--- start RECORDS PROVIDED ---
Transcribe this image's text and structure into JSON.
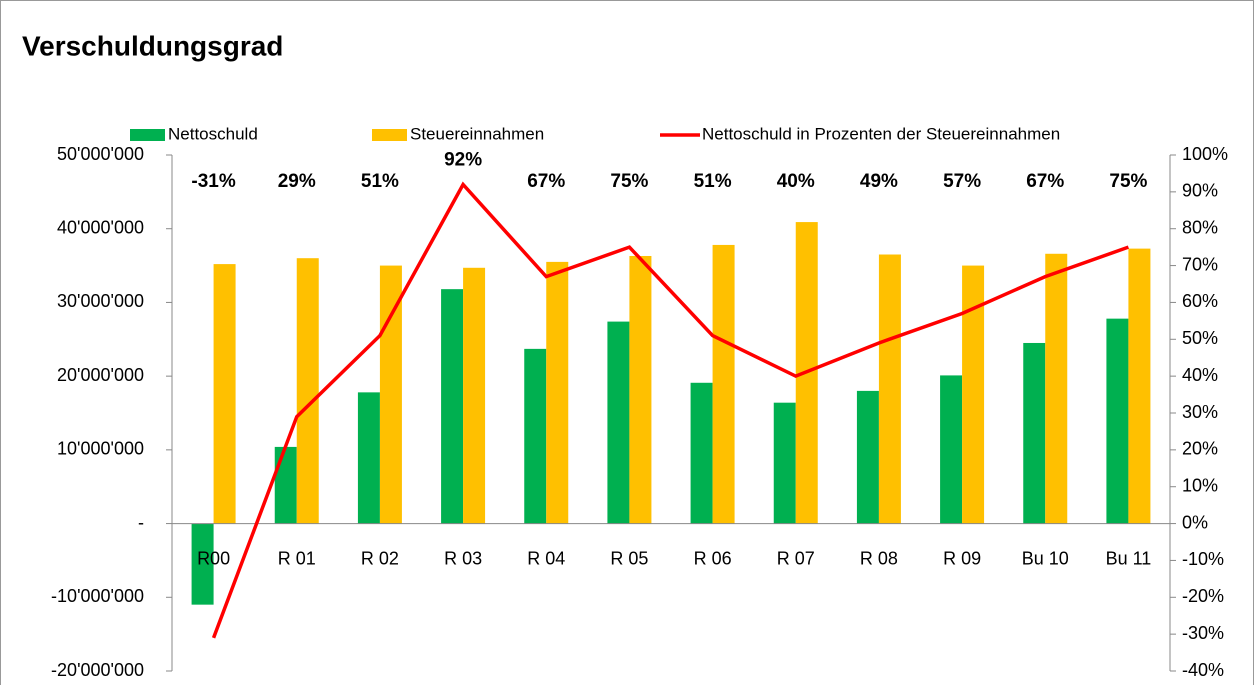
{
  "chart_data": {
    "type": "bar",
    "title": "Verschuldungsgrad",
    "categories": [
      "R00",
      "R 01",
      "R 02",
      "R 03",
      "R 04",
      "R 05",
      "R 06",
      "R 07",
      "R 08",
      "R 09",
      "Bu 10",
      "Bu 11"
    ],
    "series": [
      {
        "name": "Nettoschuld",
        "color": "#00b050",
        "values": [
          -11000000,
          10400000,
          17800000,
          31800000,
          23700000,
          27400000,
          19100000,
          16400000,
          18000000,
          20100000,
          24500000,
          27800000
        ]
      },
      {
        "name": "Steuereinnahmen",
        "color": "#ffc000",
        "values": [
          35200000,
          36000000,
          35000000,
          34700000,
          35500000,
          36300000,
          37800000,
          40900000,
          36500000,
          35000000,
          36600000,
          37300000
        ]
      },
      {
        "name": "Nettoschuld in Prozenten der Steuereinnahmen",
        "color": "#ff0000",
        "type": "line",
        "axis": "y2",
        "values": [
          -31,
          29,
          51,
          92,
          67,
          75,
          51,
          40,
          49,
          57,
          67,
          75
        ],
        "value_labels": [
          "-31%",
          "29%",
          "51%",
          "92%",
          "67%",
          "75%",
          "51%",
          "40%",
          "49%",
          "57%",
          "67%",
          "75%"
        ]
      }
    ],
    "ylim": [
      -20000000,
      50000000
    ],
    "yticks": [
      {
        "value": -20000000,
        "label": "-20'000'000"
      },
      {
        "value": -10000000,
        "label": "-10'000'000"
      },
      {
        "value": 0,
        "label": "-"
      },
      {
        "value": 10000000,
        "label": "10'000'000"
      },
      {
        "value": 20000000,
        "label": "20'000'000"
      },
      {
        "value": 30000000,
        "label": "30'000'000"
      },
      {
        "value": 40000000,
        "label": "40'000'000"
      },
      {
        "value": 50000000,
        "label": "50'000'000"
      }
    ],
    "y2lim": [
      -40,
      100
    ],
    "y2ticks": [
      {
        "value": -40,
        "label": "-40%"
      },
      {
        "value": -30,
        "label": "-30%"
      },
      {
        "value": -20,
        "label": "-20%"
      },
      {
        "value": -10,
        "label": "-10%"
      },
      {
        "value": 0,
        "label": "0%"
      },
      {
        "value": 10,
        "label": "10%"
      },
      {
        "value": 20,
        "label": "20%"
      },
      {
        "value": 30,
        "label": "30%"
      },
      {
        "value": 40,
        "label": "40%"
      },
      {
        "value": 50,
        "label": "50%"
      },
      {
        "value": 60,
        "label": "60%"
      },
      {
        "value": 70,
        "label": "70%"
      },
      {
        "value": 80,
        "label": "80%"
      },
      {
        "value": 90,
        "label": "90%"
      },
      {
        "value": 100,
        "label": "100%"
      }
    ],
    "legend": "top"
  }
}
--- end RECORDS PROVIDED ---
--- start RECORDS PROVIDED ---
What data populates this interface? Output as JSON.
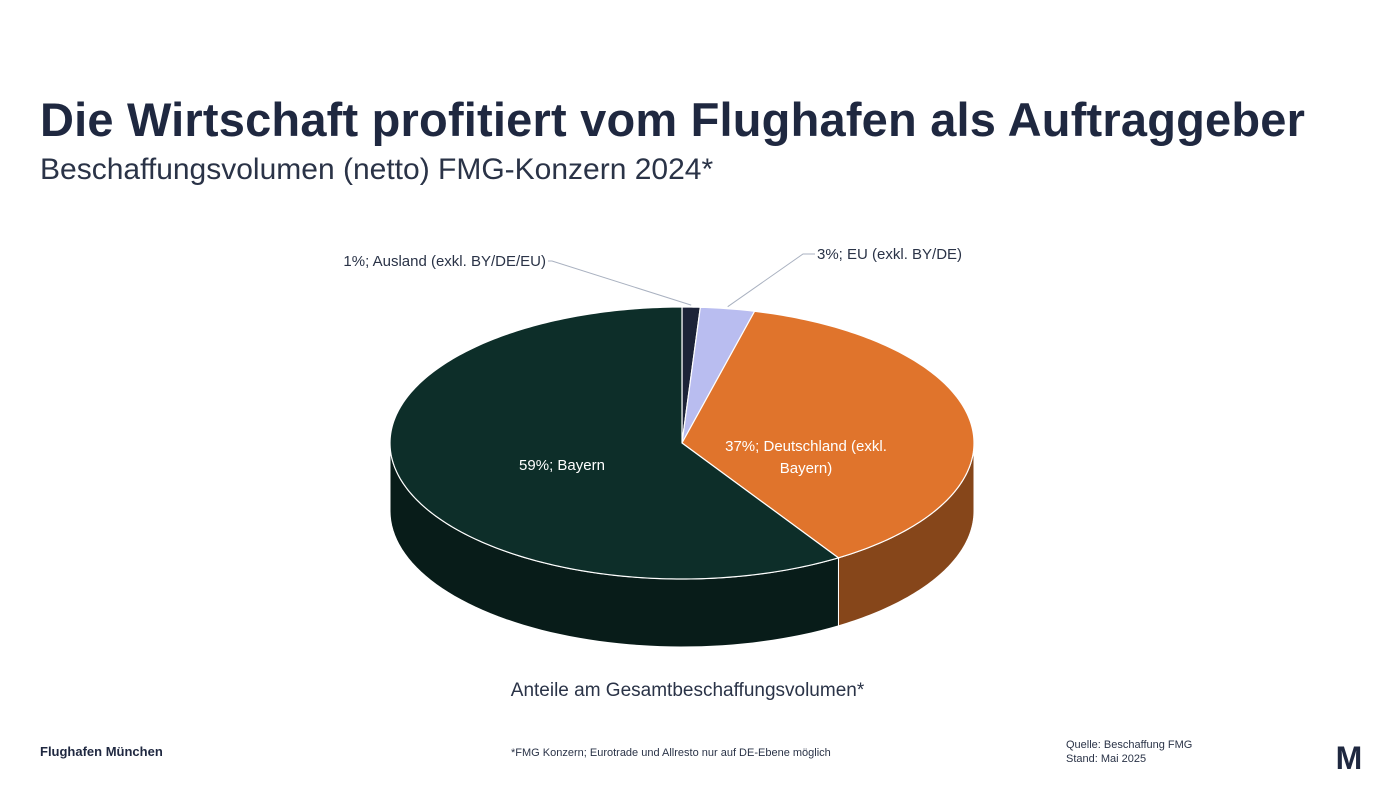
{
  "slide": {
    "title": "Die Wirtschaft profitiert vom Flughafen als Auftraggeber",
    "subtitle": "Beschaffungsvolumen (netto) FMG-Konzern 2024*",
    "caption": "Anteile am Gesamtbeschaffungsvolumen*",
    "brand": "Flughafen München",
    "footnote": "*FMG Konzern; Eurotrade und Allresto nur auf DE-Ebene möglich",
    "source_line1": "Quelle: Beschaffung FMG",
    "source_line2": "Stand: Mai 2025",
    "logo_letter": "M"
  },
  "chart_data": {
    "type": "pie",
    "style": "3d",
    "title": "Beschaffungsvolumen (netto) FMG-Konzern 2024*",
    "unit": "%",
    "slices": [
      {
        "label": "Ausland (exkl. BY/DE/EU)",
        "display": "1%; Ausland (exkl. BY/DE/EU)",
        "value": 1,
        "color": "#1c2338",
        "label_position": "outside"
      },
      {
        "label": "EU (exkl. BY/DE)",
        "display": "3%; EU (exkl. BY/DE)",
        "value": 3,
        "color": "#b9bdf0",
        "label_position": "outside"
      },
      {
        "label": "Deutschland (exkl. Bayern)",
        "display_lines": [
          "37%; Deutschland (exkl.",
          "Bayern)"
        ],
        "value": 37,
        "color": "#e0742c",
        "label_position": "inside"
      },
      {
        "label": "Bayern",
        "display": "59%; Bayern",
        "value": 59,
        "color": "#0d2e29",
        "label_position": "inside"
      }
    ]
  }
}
--- end RECORDS PROVIDED ---
— OBJECTIVE —
Take every line above carrying "Steuereinnahmen" and return it.

— SOLUTION FOR THIS PROBLEM —
        "name": "Steuereinnahmen",
        "name": "Nettoschuld in Prozenten der Steuereinnahmen",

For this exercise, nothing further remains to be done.